**TASK DATA:**
◇ ◇ ◇ ◇ ◇ ◇ ◇

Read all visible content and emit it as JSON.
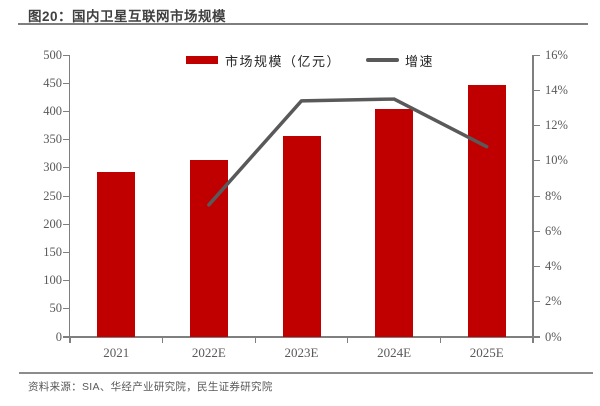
{
  "title": "图20：国内卫星互联网市场规模",
  "legend": {
    "bars": "市场规模（亿元）",
    "line": "增速"
  },
  "source": "资料来源：SIA、华经产业研究院，民生证券研究院",
  "colors": {
    "bar": "#C00000",
    "line": "#595959",
    "axis": "#7F7F7F",
    "axis_text": "#595959",
    "title_text": "#404040"
  },
  "chart_data": {
    "type": "bar",
    "subtype": "bar+line combo, dual axis",
    "title": "图20：国内卫星互联网市场规模",
    "categories": [
      "2021",
      "2022E",
      "2023E",
      "2024E",
      "2025E"
    ],
    "series": [
      {
        "name": "市场规模（亿元）",
        "type": "bar",
        "axis": "left",
        "values": [
          292,
          314,
          357,
          404,
          447
        ]
      },
      {
        "name": "增速",
        "type": "line",
        "axis": "right",
        "unit": "%",
        "values": [
          null,
          7.5,
          13.4,
          13.5,
          10.8
        ]
      }
    ],
    "left_axis": {
      "min": 0,
      "max": 500,
      "step": 50
    },
    "right_axis": {
      "min": 0,
      "max": 16,
      "step": 2,
      "format": "percent"
    },
    "grid": false,
    "legend_position": "top-center"
  }
}
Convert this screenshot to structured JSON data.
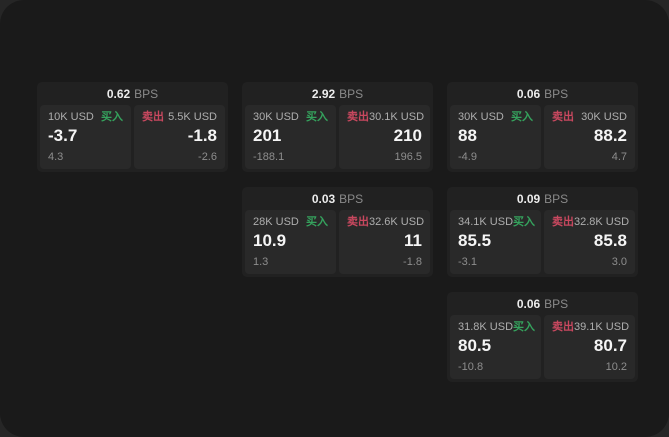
{
  "labels": {
    "unit": "BPS",
    "buy": "买入",
    "sell": "卖出"
  },
  "colors": {
    "buy_green": "#35a25d",
    "sell_red": "#c9485f",
    "panel_bg": "#1a1a1a",
    "card_bg": "#212121",
    "tile_bg": "#292929"
  },
  "cards": [
    {
      "spread_bps": "0.62",
      "buy": {
        "size": "10K USD",
        "price": "-3.7",
        "sub": "4.3"
      },
      "sell": {
        "size": "5.5K USD",
        "price": "-1.8",
        "sub": "-2.6"
      }
    },
    {
      "spread_bps": "2.92",
      "buy": {
        "size": "30K USD",
        "price": "201",
        "sub": "-188.1"
      },
      "sell": {
        "size": "30.1K USD",
        "price": "210",
        "sub": "196.5"
      }
    },
    {
      "spread_bps": "0.06",
      "buy": {
        "size": "30K USD",
        "price": "88",
        "sub": "-4.9"
      },
      "sell": {
        "size": "30K USD",
        "price": "88.2",
        "sub": "4.7"
      }
    },
    {
      "spread_bps": "0.03",
      "buy": {
        "size": "28K USD",
        "price": "10.9",
        "sub": "1.3"
      },
      "sell": {
        "size": "32.6K USD",
        "price": "11",
        "sub": "-1.8"
      }
    },
    {
      "spread_bps": "0.09",
      "buy": {
        "size": "34.1K USD",
        "price": "85.5",
        "sub": "-3.1"
      },
      "sell": {
        "size": "32.8K USD",
        "price": "85.8",
        "sub": "3.0"
      }
    },
    {
      "spread_bps": "0.06",
      "buy": {
        "size": "31.8K USD",
        "price": "80.5",
        "sub": "-10.8"
      },
      "sell": {
        "size": "39.1K USD",
        "price": "80.7",
        "sub": "10.2"
      }
    }
  ]
}
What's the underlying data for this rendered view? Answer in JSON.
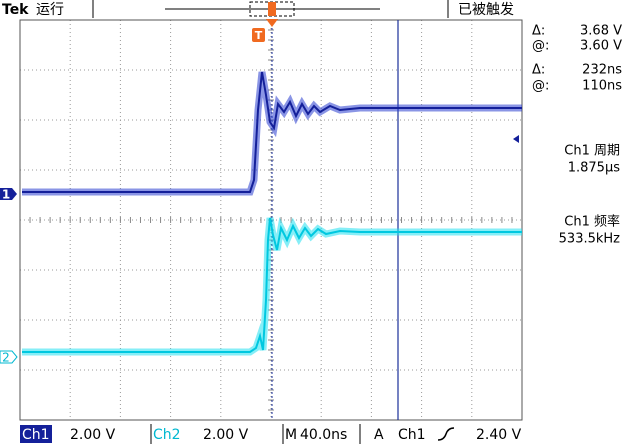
{
  "header": {
    "brand": "Tek",
    "status": "运行",
    "trigger_state": "已被触发"
  },
  "cursors": [
    {
      "delta_label": "Δ:",
      "delta": "3.68 V",
      "at_label": "@:",
      "at": "3.60 V"
    },
    {
      "delta_label": "Δ:",
      "delta": "232ns",
      "at_label": "@:",
      "at": "110ns"
    }
  ],
  "measurements": [
    {
      "label": "Ch1 周期",
      "value": "1.875µs"
    },
    {
      "label": "Ch1 频率",
      "value": "533.5kHz"
    }
  ],
  "markers": {
    "ch1": "1",
    "ch2": "2",
    "trigger": "T"
  },
  "footer": {
    "ch1_label": "Ch1",
    "ch1_scale": "2.00 V",
    "ch2_label": "Ch2",
    "ch2_scale": "2.00 V",
    "timebase_label": "M",
    "timebase": "40.0ns",
    "trigger_label": "A",
    "trigger_source": "Ch1",
    "trigger_level": "2.40 V"
  }
}
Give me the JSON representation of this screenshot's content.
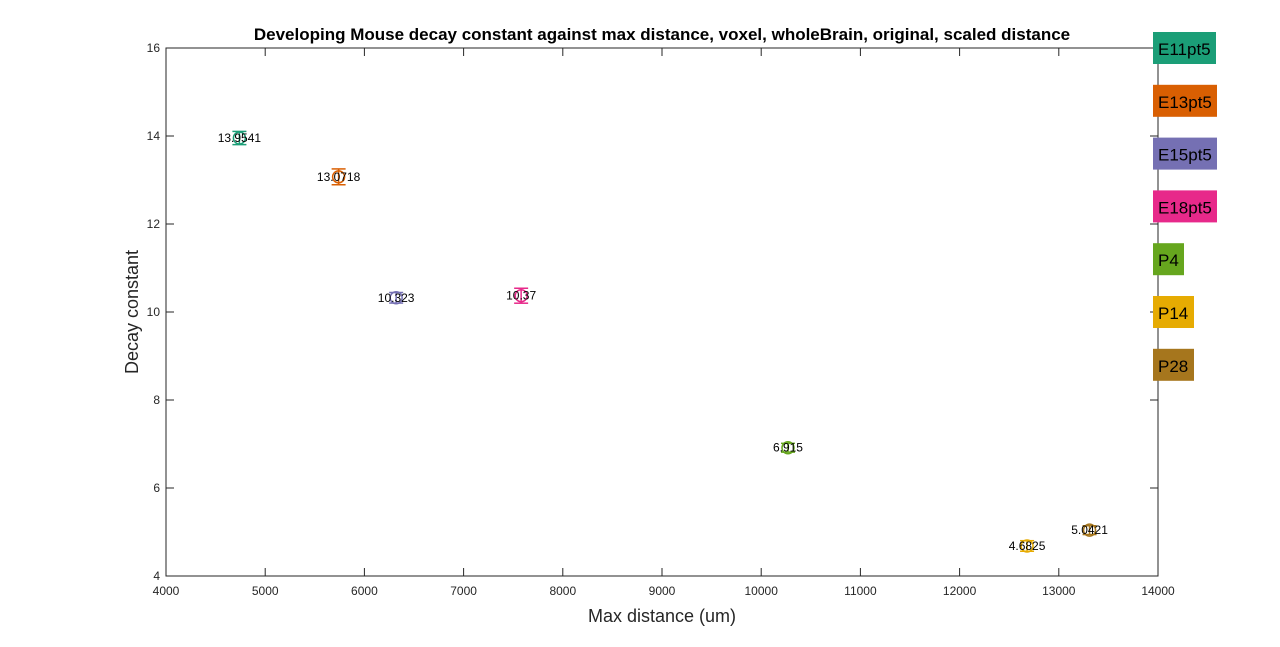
{
  "chart_data": {
    "type": "scatter",
    "title": "Developing Mouse decay constant against max distance, voxel, wholeBrain, original, scaled distance",
    "xlabel": "Max distance (um)",
    "ylabel": "Decay constant",
    "xlim": [
      4000,
      14000
    ],
    "ylim": [
      4,
      16
    ],
    "xticks": [
      "4000",
      "5000",
      "6000",
      "7000",
      "8000",
      "9000",
      "10000",
      "11000",
      "12000",
      "13000",
      "14000"
    ],
    "yticks": [
      "4",
      "6",
      "8",
      "10",
      "12",
      "14",
      "16"
    ],
    "grid": false,
    "legend_position": "right, outside plot",
    "series": [
      {
        "name": "E11pt5",
        "color": "#1b9e77",
        "x": 4740,
        "y": 13.9541,
        "err": 0.15,
        "label": "13.9541"
      },
      {
        "name": "E13pt5",
        "color": "#d95f02",
        "x": 5740,
        "y": 13.0718,
        "err": 0.18,
        "label": "13.0718"
      },
      {
        "name": "E15pt5",
        "color": "#7570b3",
        "x": 6320,
        "y": 10.323,
        "err": 0.12,
        "label": "10.323"
      },
      {
        "name": "E18pt5",
        "color": "#e7298a",
        "x": 7580,
        "y": 10.37,
        "err": 0.17,
        "label": "10.37"
      },
      {
        "name": "P4",
        "color": "#66a61e",
        "x": 10270,
        "y": 6.915,
        "err": 0.1,
        "label": "6.915"
      },
      {
        "name": "P14",
        "color": "#e6ab02",
        "x": 12680,
        "y": 4.6825,
        "err": 0.12,
        "label": "4.6825"
      },
      {
        "name": "P28",
        "color": "#a6761d",
        "x": 13310,
        "y": 5.0421,
        "err": 0.1,
        "label": "5.0421"
      }
    ]
  }
}
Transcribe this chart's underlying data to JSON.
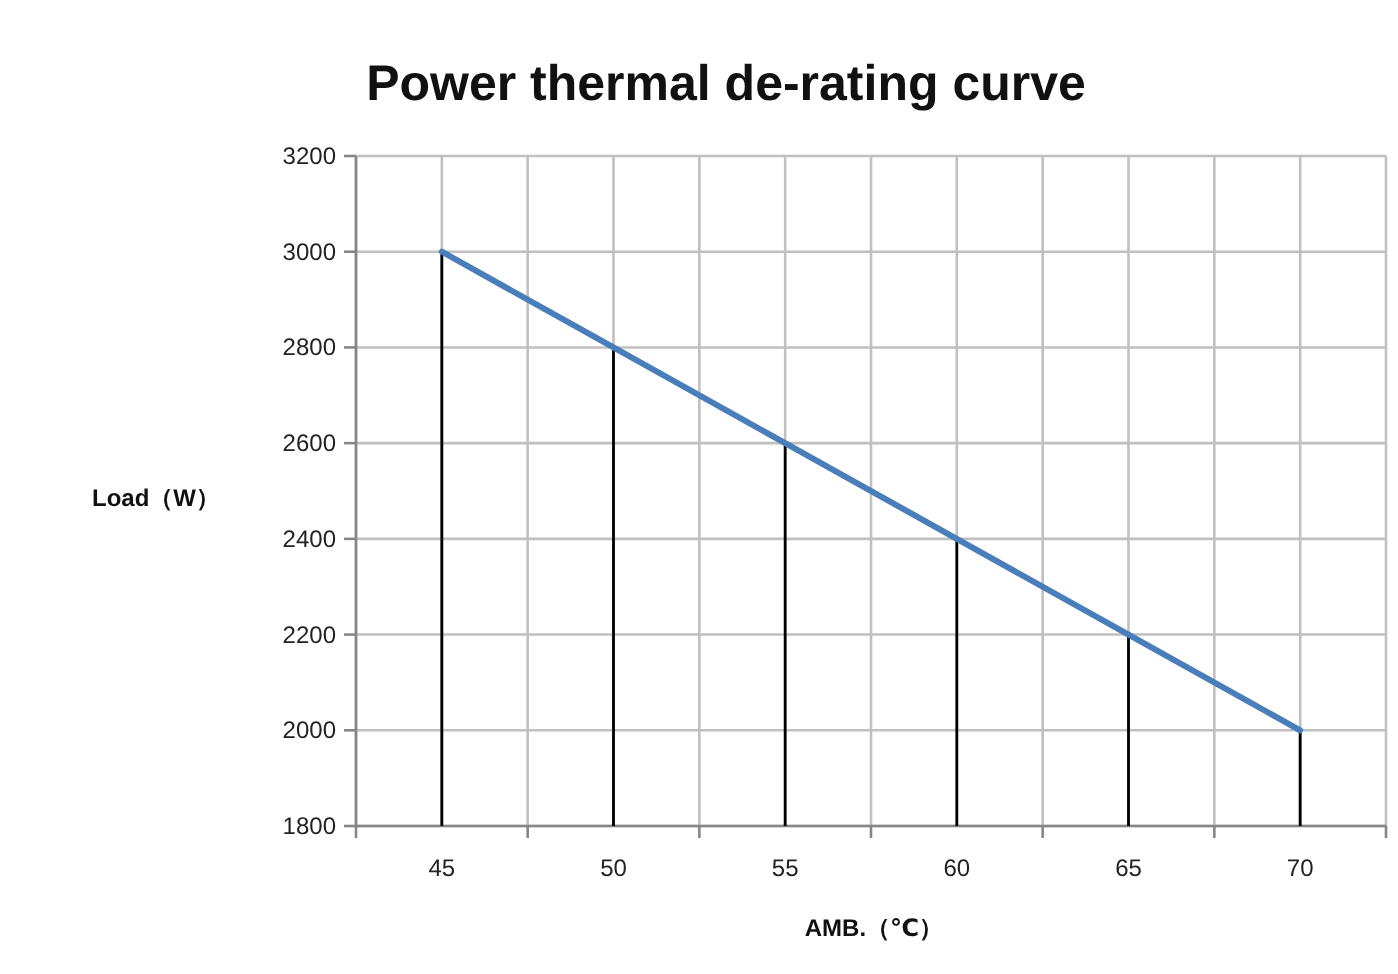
{
  "chart_data": {
    "type": "line",
    "title": "Power thermal de-rating curve",
    "xlabel": "AMB.（℃）",
    "ylabel": "Load（W）",
    "categories": [
      "45",
      "50",
      "55",
      "60",
      "65",
      "70"
    ],
    "series": [
      {
        "color": "#4a7ebb",
        "values": [
          3000,
          2800,
          2600,
          2400,
          2200,
          2000
        ]
      },
      {
        "type": "bar",
        "color": "#000000",
        "values": [
          3000,
          2800,
          2600,
          2400,
          2200,
          2000
        ]
      }
    ],
    "ylim": [
      1800,
      3200
    ],
    "yticks": [
      1800,
      2000,
      2200,
      2400,
      2600,
      2800,
      3000,
      3200
    ],
    "grid": true,
    "marker": "none",
    "line_style": "solid"
  }
}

◇ ◇ ◇ ◇ ◇ ◇ ◇

**AIM OF THE TASK:** In this exercise, set down all of the data exactly, without the pictures.

**RESPONSE TO THIS TASK:**
Read all visible content and emit it as JSON.
{
  "title": "图20：国内卫星互联网市场规模",
  "legend": {
    "bars": "市场规模（亿元）",
    "line": "增速"
  },
  "source": "资料来源：SIA、华经产业研究院，民生证券研究院",
  "colors": {
    "bar": "#C00000",
    "line": "#595959",
    "axis": "#7F7F7F",
    "axis_text": "#595959",
    "title_text": "#404040"
  },
  "chart_data": {
    "type": "bar",
    "subtype": "bar+line combo, dual axis",
    "title": "图20：国内卫星互联网市场规模",
    "categories": [
      "2021",
      "2022E",
      "2023E",
      "2024E",
      "2025E"
    ],
    "series": [
      {
        "name": "市场规模（亿元）",
        "type": "bar",
        "axis": "left",
        "values": [
          292,
          314,
          357,
          404,
          447
        ]
      },
      {
        "name": "增速",
        "type": "line",
        "axis": "right",
        "unit": "%",
        "values": [
          null,
          7.5,
          13.4,
          13.5,
          10.8
        ]
      }
    ],
    "left_axis": {
      "min": 0,
      "max": 500,
      "step": 50
    },
    "right_axis": {
      "min": 0,
      "max": 16,
      "step": 2,
      "format": "percent"
    },
    "grid": false,
    "legend_position": "top-center"
  }
}
Convert this screenshot to structured JSON data.
{
  "labels": {
    "unit": "BPS",
    "buy": "买入",
    "sell": "卖出"
  },
  "colors": {
    "buy_green": "#35a25d",
    "sell_red": "#c9485f",
    "panel_bg": "#1a1a1a",
    "card_bg": "#212121",
    "tile_bg": "#292929"
  },
  "cards": [
    {
      "spread_bps": "0.62",
      "buy": {
        "size": "10K USD",
        "price": "-3.7",
        "sub": "4.3"
      },
      "sell": {
        "size": "5.5K USD",
        "price": "-1.8",
        "sub": "-2.6"
      }
    },
    {
      "spread_bps": "2.92",
      "buy": {
        "size": "30K USD",
        "price": "201",
        "sub": "-188.1"
      },
      "sell": {
        "size": "30.1K USD",
        "price": "210",
        "sub": "196.5"
      }
    },
    {
      "spread_bps": "0.06",
      "buy": {
        "size": "30K USD",
        "price": "88",
        "sub": "-4.9"
      },
      "sell": {
        "size": "30K USD",
        "price": "88.2",
        "sub": "4.7"
      }
    },
    {
      "spread_bps": "0.03",
      "buy": {
        "size": "28K USD",
        "price": "10.9",
        "sub": "1.3"
      },
      "sell": {
        "size": "32.6K USD",
        "price": "11",
        "sub": "-1.8"
      }
    },
    {
      "spread_bps": "0.09",
      "buy": {
        "size": "34.1K USD",
        "price": "85.5",
        "sub": "-3.1"
      },
      "sell": {
        "size": "32.8K USD",
        "price": "85.8",
        "sub": "3.0"
      }
    },
    {
      "spread_bps": "0.06",
      "buy": {
        "size": "31.8K USD",
        "price": "80.5",
        "sub": "-10.8"
      },
      "sell": {
        "size": "39.1K USD",
        "price": "80.7",
        "sub": "10.2"
      }
    }
  ]
}
What's the underlying data for this rendered view? Answer in JSON.
{
  "header": {
    "brand": "Tek",
    "status": "运行",
    "trigger_state": "已被触发"
  },
  "cursors": [
    {
      "delta_label": "Δ:",
      "delta": "3.68 V",
      "at_label": "@:",
      "at": "3.60 V"
    },
    {
      "delta_label": "Δ:",
      "delta": "232ns",
      "at_label": "@:",
      "at": "110ns"
    }
  ],
  "measurements": [
    {
      "label": "Ch1 周期",
      "value": "1.875µs"
    },
    {
      "label": "Ch1 频率",
      "value": "533.5kHz"
    }
  ],
  "markers": {
    "ch1": "1",
    "ch2": "2",
    "trigger": "T"
  },
  "footer": {
    "ch1_label": "Ch1",
    "ch1_scale": "2.00 V",
    "ch2_label": "Ch2",
    "ch2_scale": "2.00 V",
    "timebase_label": "M",
    "timebase": "40.0ns",
    "trigger_label": "A",
    "trigger_source": "Ch1",
    "trigger_level": "2.40 V"
  }
}
Give me the JSON representation of this screenshot's content.
{
  "chart_data": {
    "type": "scatter",
    "title": "Developing Mouse decay constant against max distance, voxel, wholeBrain, original, scaled distance",
    "xlabel": "Max distance (um)",
    "ylabel": "Decay constant",
    "xlim": [
      4000,
      14000
    ],
    "ylim": [
      4,
      16
    ],
    "xticks": [
      "4000",
      "5000",
      "6000",
      "7000",
      "8000",
      "9000",
      "10000",
      "11000",
      "12000",
      "13000",
      "14000"
    ],
    "yticks": [
      "4",
      "6",
      "8",
      "10",
      "12",
      "14",
      "16"
    ],
    "grid": false,
    "legend_position": "right, outside plot",
    "series": [
      {
        "name": "E11pt5",
        "color": "#1b9e77",
        "x": 4740,
        "y": 13.9541,
        "err": 0.15,
        "label": "13.9541"
      },
      {
        "name": "E13pt5",
        "color": "#d95f02",
        "x": 5740,
        "y": 13.0718,
        "err": 0.18,
        "label": "13.0718"
      },
      {
        "name": "E15pt5",
        "color": "#7570b3",
        "x": 6320,
        "y": 10.323,
        "err": 0.12,
        "label": "10.323"
      },
      {
        "name": "E18pt5",
        "color": "#e7298a",
        "x": 7580,
        "y": 10.37,
        "err": 0.17,
        "label": "10.37"
      },
      {
        "name": "P4",
        "color": "#66a61e",
        "x": 10270,
        "y": 6.915,
        "err": 0.1,
        "label": "6.915"
      },
      {
        "name": "P14",
        "color": "#e6ab02",
        "x": 12680,
        "y": 4.6825,
        "err": 0.12,
        "label": "4.6825"
      },
      {
        "name": "P28",
        "color": "#a6761d",
        "x": 13310,
        "y": 5.0421,
        "err": 0.1,
        "label": "5.0421"
      }
    ]
  }
}
Transcribe this chart's underlying data to JSON.
{
  "chart_data": {
    "type": "line",
    "title": "Power thermal de-rating curve",
    "xlabel": "AMB.（℃）",
    "ylabel": "Load（W）",
    "categories": [
      "45",
      "50",
      "55",
      "60",
      "65",
      "70"
    ],
    "series": [
      {
        "color": "#4a7ebb",
        "values": [
          3000,
          2800,
          2600,
          2400,
          2200,
          2000
        ]
      },
      {
        "type": "bar",
        "color": "#000000",
        "values": [
          3000,
          2800,
          2600,
          2400,
          2200,
          2000
        ]
      }
    ],
    "ylim": [
      1800,
      3200
    ],
    "yticks": [
      1800,
      2000,
      2200,
      2400,
      2600,
      2800,
      3000,
      3200
    ],
    "grid": true,
    "marker": "none",
    "line_style": "solid"
  }
}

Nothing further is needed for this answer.